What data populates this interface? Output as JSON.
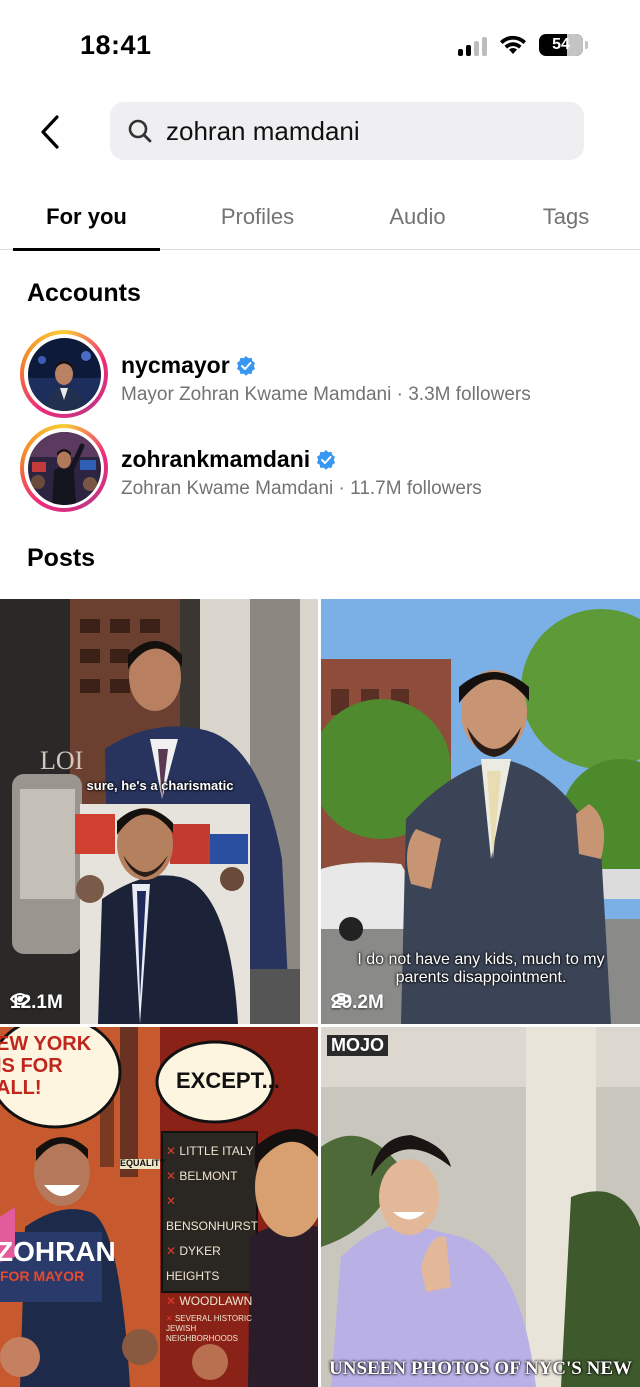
{
  "status_bar": {
    "time": "18:41",
    "battery": "54"
  },
  "search": {
    "query": "zohran mamdani"
  },
  "tabs": [
    {
      "label": "For you",
      "active": true
    },
    {
      "label": "Profiles",
      "active": false
    },
    {
      "label": "Audio",
      "active": false
    },
    {
      "label": "Tags",
      "active": false
    }
  ],
  "accounts_section": {
    "title": "Accounts"
  },
  "accounts": [
    {
      "username": "nycmayor",
      "verified": true,
      "full_name": "Mayor Zohran Kwame Mamdani",
      "followers": "3.3M followers"
    },
    {
      "username": "zohrankmamdani",
      "verified": true,
      "full_name": "Zohran Kwame Mamdani",
      "followers": "11.7M followers"
    }
  ],
  "posts_section": {
    "title": "Posts"
  },
  "posts": [
    {
      "views": "12.1M",
      "caption": "sure, he's a charismatic"
    },
    {
      "views": "29.2M",
      "caption": "I do not have any kids, much to my parents disappointment."
    },
    {
      "views": "",
      "caption": "EW YORK IS FOR ALL!",
      "poster_title": "ZOHRAN",
      "poster_sub": "FOR MAYOR",
      "bubble": "EXCEPT...",
      "list": [
        "LITTLE ITALY",
        "BELMONT",
        "BENSONHURST",
        "DYKER HEIGHTS",
        "WOODLAWN",
        "SEVERAL HISTORIC JEWISH NEIGHBORHOODS"
      ],
      "side_label": "EQUALITY"
    },
    {
      "views": "",
      "caption": "UNSEEN PHOTOS OF NYC'S NEW",
      "brand": "MOJO"
    }
  ],
  "colors": {
    "verified": "#3897f0",
    "tab_active": "#000000",
    "tab_inactive": "#737373",
    "search_bg": "#efeff1"
  }
}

• What is being asked
Copy every record character for character. Skip the pictures.

• Finished answer
What data populates this interface? Output as JSON.
{
  "status_bar": {
    "time": "18:41",
    "battery": "54"
  },
  "search": {
    "query": "zohran mamdani"
  },
  "tabs": [
    {
      "label": "For you",
      "active": true
    },
    {
      "label": "Profiles",
      "active": false
    },
    {
      "label": "Audio",
      "active": false
    },
    {
      "label": "Tags",
      "active": false
    }
  ],
  "accounts_section": {
    "title": "Accounts"
  },
  "accounts": [
    {
      "username": "nycmayor",
      "verified": true,
      "full_name": "Mayor Zohran Kwame Mamdani",
      "followers": "3.3M followers"
    },
    {
      "username": "zohrankmamdani",
      "verified": true,
      "full_name": "Zohran Kwame Mamdani",
      "followers": "11.7M followers"
    }
  ],
  "posts_section": {
    "title": "Posts"
  },
  "posts": [
    {
      "views": "12.1M",
      "caption": "sure, he's a charismatic"
    },
    {
      "views": "29.2M",
      "caption": "I do not have any kids, much to my parents disappointment."
    },
    {
      "views": "",
      "caption": "EW YORK IS FOR ALL!",
      "poster_title": "ZOHRAN",
      "poster_sub": "FOR MAYOR",
      "bubble": "EXCEPT...",
      "list": [
        "LITTLE ITALY",
        "BELMONT",
        "BENSONHURST",
        "DYKER HEIGHTS",
        "WOODLAWN",
        "SEVERAL HISTORIC JEWISH NEIGHBORHOODS"
      ],
      "side_label": "EQUALITY"
    },
    {
      "views": "",
      "caption": "UNSEEN PHOTOS OF NYC'S NEW",
      "brand": "MOJO"
    }
  ],
  "colors": {
    "verified": "#3897f0",
    "tab_active": "#000000",
    "tab_inactive": "#737373",
    "search_bg": "#efeff1"
  }
}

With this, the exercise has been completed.